▸ Source records
────────────────────

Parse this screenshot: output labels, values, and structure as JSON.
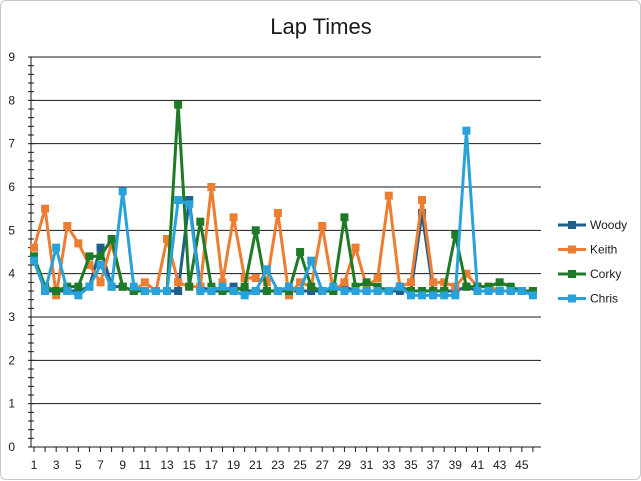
{
  "chart_data": {
    "type": "line",
    "title": "Lap Times",
    "xlabel": "",
    "ylabel": "",
    "ylim": [
      0,
      9
    ],
    "yticks": [
      0,
      1,
      2,
      3,
      4,
      5,
      6,
      7,
      8,
      9
    ],
    "x": [
      1,
      2,
      3,
      4,
      5,
      6,
      7,
      8,
      9,
      10,
      11,
      12,
      13,
      14,
      15,
      16,
      17,
      18,
      19,
      20,
      21,
      22,
      23,
      24,
      25,
      26,
      27,
      28,
      29,
      30,
      31,
      32,
      33,
      34,
      35,
      36,
      37,
      38,
      39,
      40,
      41,
      42,
      43,
      44,
      45,
      46
    ],
    "xtick_labels": [
      "1",
      "3",
      "5",
      "7",
      "9",
      "11",
      "13",
      "15",
      "17",
      "19",
      "21",
      "23",
      "25",
      "27",
      "29",
      "31",
      "33",
      "35",
      "37",
      "39",
      "41",
      "43",
      "45"
    ],
    "grid": "horizontal",
    "legend_position": "right",
    "series": [
      {
        "name": "Woody",
        "color": "#1f5f8b",
        "values": [
          4.3,
          3.6,
          3.6,
          3.6,
          3.6,
          3.7,
          4.6,
          3.7,
          3.7,
          3.6,
          3.6,
          3.6,
          3.6,
          3.6,
          5.7,
          3.7,
          3.6,
          3.6,
          3.7,
          3.6,
          3.6,
          3.6,
          3.6,
          3.6,
          3.6,
          3.6,
          3.6,
          3.6,
          3.7,
          3.6,
          3.6,
          3.6,
          3.6,
          3.6,
          3.6,
          5.4,
          3.6,
          3.6,
          3.6,
          3.7,
          3.6,
          3.6,
          3.6,
          3.6,
          3.6,
          3.6
        ]
      },
      {
        "name": "Keith",
        "color": "#ed7d31",
        "values": [
          4.6,
          5.5,
          3.5,
          5.1,
          4.7,
          4.2,
          3.8,
          4.7,
          3.7,
          3.6,
          3.8,
          3.6,
          4.8,
          3.8,
          3.7,
          3.7,
          6.0,
          3.8,
          5.3,
          3.9,
          3.9,
          3.8,
          5.4,
          3.5,
          3.8,
          3.7,
          5.1,
          3.6,
          3.8,
          4.6,
          3.7,
          3.9,
          5.8,
          3.7,
          3.8,
          5.7,
          3.8,
          3.8,
          3.7,
          4.0,
          3.7,
          3.7,
          3.6,
          3.6,
          3.6,
          3.6
        ]
      },
      {
        "name": "Corky",
        "color": "#1e7a27",
        "values": [
          4.4,
          3.7,
          3.6,
          3.7,
          3.7,
          4.4,
          4.4,
          4.8,
          3.7,
          3.6,
          3.6,
          3.6,
          3.6,
          7.9,
          3.7,
          5.2,
          3.7,
          3.6,
          3.6,
          3.7,
          5.0,
          3.6,
          3.6,
          3.6,
          4.5,
          3.7,
          3.6,
          3.6,
          5.3,
          3.7,
          3.8,
          3.7,
          3.6,
          3.7,
          3.6,
          3.6,
          3.6,
          3.6,
          4.9,
          3.7,
          3.7,
          3.7,
          3.8,
          3.7,
          3.6,
          3.6
        ]
      },
      {
        "name": "Chris",
        "color": "#28a2d8",
        "values": [
          4.3,
          3.6,
          4.6,
          3.6,
          3.5,
          3.7,
          4.2,
          3.7,
          5.9,
          3.7,
          3.6,
          3.6,
          3.6,
          5.7,
          5.6,
          3.6,
          3.6,
          3.7,
          3.6,
          3.5,
          3.6,
          4.1,
          3.6,
          3.7,
          3.6,
          4.3,
          3.6,
          3.7,
          3.6,
          3.6,
          3.6,
          3.6,
          3.6,
          3.7,
          3.5,
          3.5,
          3.5,
          3.5,
          3.5,
          7.3,
          3.6,
          3.6,
          3.6,
          3.6,
          3.6,
          3.5
        ]
      }
    ]
  }
}
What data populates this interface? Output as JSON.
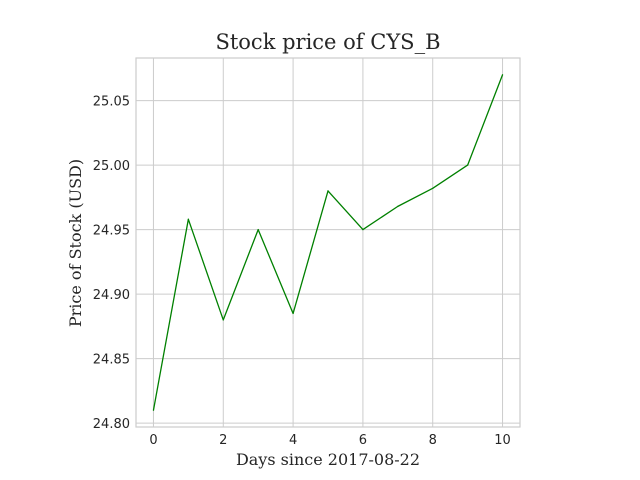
{
  "chart_data": {
    "type": "line",
    "title": "Stock price of CYS_B",
    "xlabel": "Days since 2017-08-22",
    "ylabel": "Price of Stock (USD)",
    "xlim": [
      -0.5,
      10.5
    ],
    "ylim": [
      24.797,
      25.083
    ],
    "x_ticks": [
      0,
      2,
      4,
      6,
      8,
      10
    ],
    "y_ticks": [
      24.8,
      24.85,
      24.9,
      24.95,
      25.0,
      25.05
    ],
    "grid": true,
    "series": [
      {
        "color": "#008000",
        "x": [
          0,
          1,
          2,
          3,
          4,
          5,
          6,
          7,
          8,
          9,
          10
        ],
        "values": [
          24.81,
          24.958,
          24.88,
          24.95,
          24.885,
          24.98,
          24.95,
          24.968,
          24.982,
          25.0,
          25.07
        ]
      }
    ]
  }
}
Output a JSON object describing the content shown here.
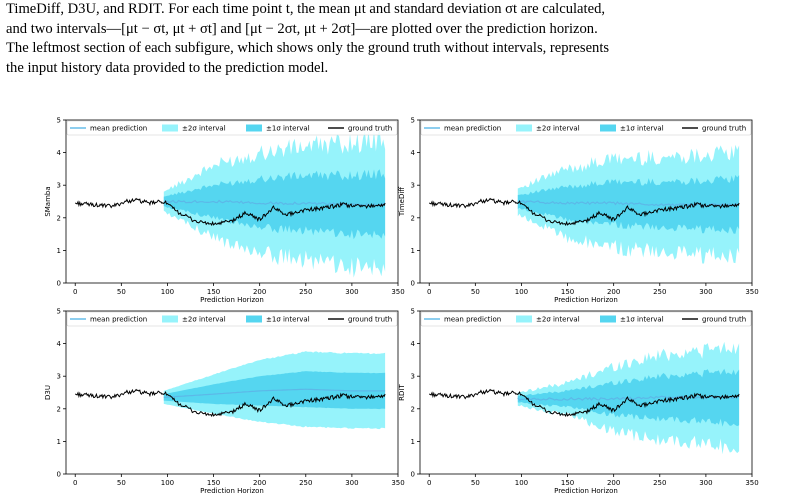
{
  "caption": {
    "lines": [
      "TimeDiff, D3U, and RDIT. For each time point t, the mean μt and standard deviation σt are calculated,",
      "and two intervals—[μt − σt, μt + σt] and [μt − 2σt, μt + 2σt]—are plotted over the prediction horizon.",
      "The leftmost section of each subfigure, which shows only the ground truth without intervals, represents",
      "the input history data provided to the prediction model."
    ]
  },
  "legend_labels": {
    "mean": "mean prediction",
    "two_sigma": "±2σ interval",
    "one_sigma": "±1σ interval",
    "truth": "ground truth"
  },
  "colors": {
    "two_sigma": "#96f3fb",
    "one_sigma": "#55d6f0",
    "mean": "#5cb8e8",
    "truth": "#000000"
  },
  "chart_data": [
    {
      "type": "area",
      "ylabel": "SMamba",
      "xlabel": "Prediction Horizon",
      "xticks": [
        0,
        50,
        100,
        150,
        200,
        250,
        300,
        350
      ],
      "yticks": [
        0,
        1,
        2,
        3,
        4,
        5
      ],
      "xlim": [
        -10,
        350
      ],
      "ylim": [
        0,
        5
      ],
      "history_end": 96,
      "mean": [
        [
          96,
          2.5
        ],
        [
          150,
          2.5
        ],
        [
          200,
          2.45
        ],
        [
          250,
          2.45
        ],
        [
          300,
          2.4
        ],
        [
          336,
          2.4
        ]
      ],
      "one_sigma": [
        [
          96,
          0.15
        ],
        [
          150,
          0.5
        ],
        [
          200,
          0.75
        ],
        [
          250,
          0.85
        ],
        [
          300,
          0.9
        ],
        [
          336,
          0.95
        ]
      ],
      "two_sigma": [
        [
          96,
          0.3
        ],
        [
          150,
          1.1
        ],
        [
          200,
          1.55
        ],
        [
          250,
          1.75
        ],
        [
          300,
          1.9
        ],
        [
          336,
          2.0
        ]
      ],
      "truth": [
        [
          0,
          2.45
        ],
        [
          20,
          2.4
        ],
        [
          40,
          2.35
        ],
        [
          55,
          2.5
        ],
        [
          65,
          2.55
        ],
        [
          80,
          2.45
        ],
        [
          96,
          2.5
        ],
        [
          110,
          2.2
        ],
        [
          130,
          1.9
        ],
        [
          150,
          1.8
        ],
        [
          170,
          1.9
        ],
        [
          185,
          2.15
        ],
        [
          200,
          1.95
        ],
        [
          215,
          2.3
        ],
        [
          230,
          2.1
        ],
        [
          250,
          2.25
        ],
        [
          270,
          2.3
        ],
        [
          290,
          2.4
        ],
        [
          310,
          2.35
        ],
        [
          336,
          2.4
        ]
      ]
    },
    {
      "type": "area",
      "ylabel": "TimeDiff",
      "xlabel": "Prediction Horizon",
      "xticks": [
        0,
        50,
        100,
        150,
        200,
        250,
        300,
        350
      ],
      "yticks": [
        0,
        1,
        2,
        3,
        4,
        5
      ],
      "xlim": [
        -10,
        350
      ],
      "ylim": [
        0,
        5
      ],
      "history_end": 96,
      "mean": [
        [
          96,
          2.5
        ],
        [
          150,
          2.45
        ],
        [
          200,
          2.45
        ],
        [
          250,
          2.4
        ],
        [
          300,
          2.4
        ],
        [
          336,
          2.4
        ]
      ],
      "one_sigma": [
        [
          96,
          0.2
        ],
        [
          150,
          0.5
        ],
        [
          200,
          0.65
        ],
        [
          250,
          0.7
        ],
        [
          300,
          0.75
        ],
        [
          336,
          0.8
        ]
      ],
      "two_sigma": [
        [
          96,
          0.4
        ],
        [
          150,
          1.05
        ],
        [
          200,
          1.35
        ],
        [
          250,
          1.45
        ],
        [
          300,
          1.55
        ],
        [
          336,
          1.6
        ]
      ],
      "truth": [
        [
          0,
          2.45
        ],
        [
          20,
          2.4
        ],
        [
          40,
          2.35
        ],
        [
          55,
          2.5
        ],
        [
          65,
          2.55
        ],
        [
          80,
          2.45
        ],
        [
          96,
          2.5
        ],
        [
          110,
          2.2
        ],
        [
          130,
          1.9
        ],
        [
          150,
          1.8
        ],
        [
          170,
          1.9
        ],
        [
          185,
          2.15
        ],
        [
          200,
          1.95
        ],
        [
          215,
          2.3
        ],
        [
          230,
          2.1
        ],
        [
          250,
          2.25
        ],
        [
          270,
          2.3
        ],
        [
          290,
          2.4
        ],
        [
          310,
          2.35
        ],
        [
          336,
          2.4
        ]
      ]
    },
    {
      "type": "area",
      "ylabel": "D3U",
      "xlabel": "Prediction Horizon",
      "xticks": [
        0,
        50,
        100,
        150,
        200,
        250,
        300,
        350
      ],
      "yticks": [
        0,
        1,
        2,
        3,
        4,
        5
      ],
      "xlim": [
        -10,
        350
      ],
      "ylim": [
        0,
        5
      ],
      "history_end": 96,
      "mean": [
        [
          96,
          2.35
        ],
        [
          150,
          2.45
        ],
        [
          200,
          2.55
        ],
        [
          250,
          2.6
        ],
        [
          300,
          2.55
        ],
        [
          336,
          2.55
        ]
      ],
      "one_sigma": [
        [
          96,
          0.1
        ],
        [
          150,
          0.3
        ],
        [
          200,
          0.45
        ],
        [
          250,
          0.55
        ],
        [
          300,
          0.55
        ],
        [
          336,
          0.55
        ]
      ],
      "two_sigma": [
        [
          96,
          0.2
        ],
        [
          150,
          0.6
        ],
        [
          200,
          0.95
        ],
        [
          250,
          1.15
        ],
        [
          300,
          1.15
        ],
        [
          336,
          1.15
        ]
      ],
      "truth": [
        [
          0,
          2.45
        ],
        [
          20,
          2.4
        ],
        [
          40,
          2.35
        ],
        [
          55,
          2.5
        ],
        [
          65,
          2.55
        ],
        [
          80,
          2.45
        ],
        [
          96,
          2.5
        ],
        [
          110,
          2.2
        ],
        [
          130,
          1.9
        ],
        [
          150,
          1.8
        ],
        [
          170,
          1.9
        ],
        [
          185,
          2.15
        ],
        [
          200,
          1.95
        ],
        [
          215,
          2.3
        ],
        [
          230,
          2.1
        ],
        [
          250,
          2.25
        ],
        [
          270,
          2.3
        ],
        [
          290,
          2.4
        ],
        [
          310,
          2.35
        ],
        [
          336,
          2.4
        ]
      ]
    },
    {
      "type": "area",
      "ylabel": "RDIT",
      "xlabel": "Prediction Horizon",
      "xticks": [
        0,
        50,
        100,
        150,
        200,
        250,
        300,
        350
      ],
      "yticks": [
        0,
        1,
        2,
        3,
        4,
        5
      ],
      "xlim": [
        -10,
        350
      ],
      "ylim": [
        0,
        5
      ],
      "history_end": 96,
      "mean": [
        [
          96,
          2.3
        ],
        [
          150,
          2.3
        ],
        [
          200,
          2.3
        ],
        [
          250,
          2.35
        ],
        [
          300,
          2.35
        ],
        [
          336,
          2.35
        ]
      ],
      "one_sigma": [
        [
          96,
          0.1
        ],
        [
          150,
          0.25
        ],
        [
          200,
          0.5
        ],
        [
          250,
          0.65
        ],
        [
          300,
          0.75
        ],
        [
          336,
          0.8
        ]
      ],
      "two_sigma": [
        [
          96,
          0.2
        ],
        [
          150,
          0.5
        ],
        [
          200,
          1.0
        ],
        [
          250,
          1.3
        ],
        [
          300,
          1.45
        ],
        [
          336,
          1.55
        ]
      ],
      "truth": [
        [
          0,
          2.45
        ],
        [
          20,
          2.4
        ],
        [
          40,
          2.35
        ],
        [
          55,
          2.5
        ],
        [
          65,
          2.55
        ],
        [
          80,
          2.45
        ],
        [
          96,
          2.5
        ],
        [
          110,
          2.2
        ],
        [
          130,
          1.9
        ],
        [
          150,
          1.8
        ],
        [
          170,
          1.9
        ],
        [
          185,
          2.15
        ],
        [
          200,
          1.95
        ],
        [
          215,
          2.3
        ],
        [
          230,
          2.1
        ],
        [
          250,
          2.25
        ],
        [
          270,
          2.3
        ],
        [
          290,
          2.4
        ],
        [
          310,
          2.35
        ],
        [
          336,
          2.4
        ]
      ]
    }
  ]
}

────────────────────

▸ WORK TO COMPLETE
Copy down every line of the material above that includes the string "each".

▸ EXERCISE RESULT
      "TimeDiff, D3U, and RDIT. For each time point t, the mean μt and standard deviation σt are calculated,",
      "The leftmost section of each subfigure, which shows only the ground truth without intervals, represents",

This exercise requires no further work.